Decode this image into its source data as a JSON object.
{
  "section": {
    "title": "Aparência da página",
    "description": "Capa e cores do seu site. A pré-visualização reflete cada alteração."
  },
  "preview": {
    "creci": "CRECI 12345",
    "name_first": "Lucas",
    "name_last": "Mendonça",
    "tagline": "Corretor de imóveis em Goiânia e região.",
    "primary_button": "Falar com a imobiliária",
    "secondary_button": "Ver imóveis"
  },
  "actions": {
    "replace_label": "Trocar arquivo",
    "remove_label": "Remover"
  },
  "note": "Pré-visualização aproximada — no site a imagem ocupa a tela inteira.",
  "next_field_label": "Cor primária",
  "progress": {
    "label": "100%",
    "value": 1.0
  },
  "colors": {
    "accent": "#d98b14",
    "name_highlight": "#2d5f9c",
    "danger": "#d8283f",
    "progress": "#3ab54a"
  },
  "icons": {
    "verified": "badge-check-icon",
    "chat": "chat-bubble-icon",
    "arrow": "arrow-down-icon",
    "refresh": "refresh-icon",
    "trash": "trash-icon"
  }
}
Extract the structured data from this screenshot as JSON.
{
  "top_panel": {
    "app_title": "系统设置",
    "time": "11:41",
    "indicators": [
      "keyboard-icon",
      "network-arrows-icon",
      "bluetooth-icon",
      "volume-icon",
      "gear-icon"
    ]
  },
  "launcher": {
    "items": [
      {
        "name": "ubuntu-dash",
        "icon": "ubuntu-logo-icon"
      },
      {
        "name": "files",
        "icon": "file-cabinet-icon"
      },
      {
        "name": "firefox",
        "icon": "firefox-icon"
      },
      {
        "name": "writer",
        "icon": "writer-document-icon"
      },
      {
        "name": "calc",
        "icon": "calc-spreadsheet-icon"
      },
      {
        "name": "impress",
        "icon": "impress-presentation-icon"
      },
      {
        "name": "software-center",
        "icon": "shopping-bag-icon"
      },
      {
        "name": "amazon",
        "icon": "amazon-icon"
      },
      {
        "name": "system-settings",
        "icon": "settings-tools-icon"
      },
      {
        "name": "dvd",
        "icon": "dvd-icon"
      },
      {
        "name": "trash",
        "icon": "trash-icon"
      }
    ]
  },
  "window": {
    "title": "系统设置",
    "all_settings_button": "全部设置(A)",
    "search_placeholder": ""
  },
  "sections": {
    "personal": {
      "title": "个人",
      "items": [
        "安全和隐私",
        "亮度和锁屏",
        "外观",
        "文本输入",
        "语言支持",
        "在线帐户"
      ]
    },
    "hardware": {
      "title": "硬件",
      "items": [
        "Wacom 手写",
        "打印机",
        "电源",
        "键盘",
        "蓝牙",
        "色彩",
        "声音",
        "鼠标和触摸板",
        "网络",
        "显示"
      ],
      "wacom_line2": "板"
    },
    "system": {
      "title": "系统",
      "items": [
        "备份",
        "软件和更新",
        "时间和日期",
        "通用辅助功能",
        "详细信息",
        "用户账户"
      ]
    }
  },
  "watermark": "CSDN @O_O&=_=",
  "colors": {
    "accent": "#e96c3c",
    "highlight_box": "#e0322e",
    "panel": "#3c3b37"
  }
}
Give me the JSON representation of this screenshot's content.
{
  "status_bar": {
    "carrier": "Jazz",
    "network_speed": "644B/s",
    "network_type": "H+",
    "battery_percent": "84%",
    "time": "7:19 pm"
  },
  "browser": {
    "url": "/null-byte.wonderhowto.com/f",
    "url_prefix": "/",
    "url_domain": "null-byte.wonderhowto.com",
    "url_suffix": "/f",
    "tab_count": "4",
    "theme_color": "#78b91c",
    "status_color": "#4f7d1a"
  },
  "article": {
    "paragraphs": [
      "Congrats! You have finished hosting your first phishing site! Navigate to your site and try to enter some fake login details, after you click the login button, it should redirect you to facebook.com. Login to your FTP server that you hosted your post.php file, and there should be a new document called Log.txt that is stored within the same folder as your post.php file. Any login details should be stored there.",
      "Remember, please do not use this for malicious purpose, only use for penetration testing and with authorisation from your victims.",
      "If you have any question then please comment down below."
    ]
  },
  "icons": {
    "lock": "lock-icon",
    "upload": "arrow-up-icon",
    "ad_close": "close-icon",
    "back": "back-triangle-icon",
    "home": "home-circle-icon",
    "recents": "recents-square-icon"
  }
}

- **DIRECTIONS FOR THIS TASK**: All entries must be repeated verbatim.

- **ANSWER FOR THE TASK**:
Decode this image into its source data as a JSON object.
{
  "section": {
    "title": "Aparência da página",
    "description": "Capa e cores do seu site. A pré-visualização reflete cada alteração."
  },
  "preview": {
    "creci": "CRECI 12345",
    "name_first": "Lucas",
    "name_last": "Mendonça",
    "tagline": "Corretor de imóveis em Goiânia e região.",
    "primary_button": "Falar com a imobiliária",
    "secondary_button": "Ver imóveis"
  },
  "actions": {
    "replace_label": "Trocar arquivo",
    "remove_label": "Remover"
  },
  "note": "Pré-visualização aproximada — no site a imagem ocupa a tela inteira.",
  "next_field_label": "Cor primária",
  "progress": {
    "label": "100%",
    "value": 1.0
  },
  "colors": {
    "accent": "#d98b14",
    "name_highlight": "#2d5f9c",
    "danger": "#d8283f",
    "progress": "#3ab54a"
  },
  "icons": {
    "verified": "badge-check-icon",
    "chat": "chat-bubble-icon",
    "arrow": "arrow-down-icon",
    "refresh": "refresh-icon",
    "trash": "trash-icon"
  }
}
Extract the structured data from this screenshot as JSON.
{
  "top_panel": {
    "app_title": "系统设置",
    "time": "11:41",
    "indicators": [
      "keyboard-icon",
      "network-arrows-icon",
      "bluetooth-icon",
      "volume-icon",
      "gear-icon"
    ]
  },
  "launcher": {
    "items": [
      {
        "name": "ubuntu-dash",
        "icon": "ubuntu-logo-icon"
      },
      {
        "name": "files",
        "icon": "file-cabinet-icon"
      },
      {
        "name": "firefox",
        "icon": "firefox-icon"
      },
      {
        "name": "writer",
        "icon": "writer-document-icon"
      },
      {
        "name": "calc",
        "icon": "calc-spreadsheet-icon"
      },
      {
        "name": "impress",
        "icon": "impress-presentation-icon"
      },
      {
        "name": "software-center",
        "icon": "shopping-bag-icon"
      },
      {
        "name": "amazon",
        "icon": "amazon-icon"
      },
      {
        "name": "system-settings",
        "icon": "settings-tools-icon"
      },
      {
        "name": "dvd",
        "icon": "dvd-icon"
      },
      {
        "name": "trash",
        "icon": "trash-icon"
      }
    ]
  },
  "window": {
    "title": "系统设置",
    "all_settings_button": "全部设置(A)",
    "search_placeholder": ""
  },
  "sections": {
    "personal": {
      "title": "个人",
      "items": [
        "安全和隐私",
        "亮度和锁屏",
        "外观",
        "文本输入",
        "语言支持",
        "在线帐户"
      ]
    },
    "hardware": {
      "title": "硬件",
      "items": [
        "Wacom 手写",
        "打印机",
        "电源",
        "键盘",
        "蓝牙",
        "色彩",
        "声音",
        "鼠标和触摸板",
        "网络",
        "显示"
      ],
      "wacom_line2": "板"
    },
    "system": {
      "title": "系统",
      "items": [
        "备份",
        "软件和更新",
        "时间和日期",
        "通用辅助功能",
        "详细信息",
        "用户账户"
      ]
    }
  },
  "watermark": "CSDN @O_O&=_=",
  "colors": {
    "accent": "#e96c3c",
    "highlight_box": "#e0322e",
    "panel": "#3c3b37"
  }
}
Give me the JSON representation of this screenshot's content.
{
  "status_bar": {
    "carrier": "Jazz",
    "network_speed": "644B/s",
    "network_type": "H+",
    "battery_percent": "84%",
    "time": "7:19 pm"
  },
  "browser": {
    "url": "/null-byte.wonderhowto.com/f",
    "url_prefix": "/",
    "url_domain": "null-byte.wonderhowto.com",
    "url_suffix": "/f",
    "tab_count": "4",
    "theme_color": "#78b91c",
    "status_color": "#4f7d1a"
  },
  "article": {
    "paragraphs": [
      "Congrats! You have finished hosting your first phishing site! Navigate to your site and try to enter some fake login details, after you click the login button, it should redirect you to facebook.com. Login to your FTP server that you hosted your post.php file, and there should be a new document called Log.txt that is stored within the same folder as your post.php file. Any login details should be stored there.",
      "Remember, please do not use this for malicious purpose, only use for penetration testing and with authorisation from your victims.",
      "If you have any question then please comment down below."
    ]
  },
  "icons": {
    "lock": "lock-icon",
    "upload": "arrow-up-icon",
    "ad_close": "close-icon",
    "back": "back-triangle-icon",
    "home": "home-circle-icon",
    "recents": "recents-square-icon"
  }
}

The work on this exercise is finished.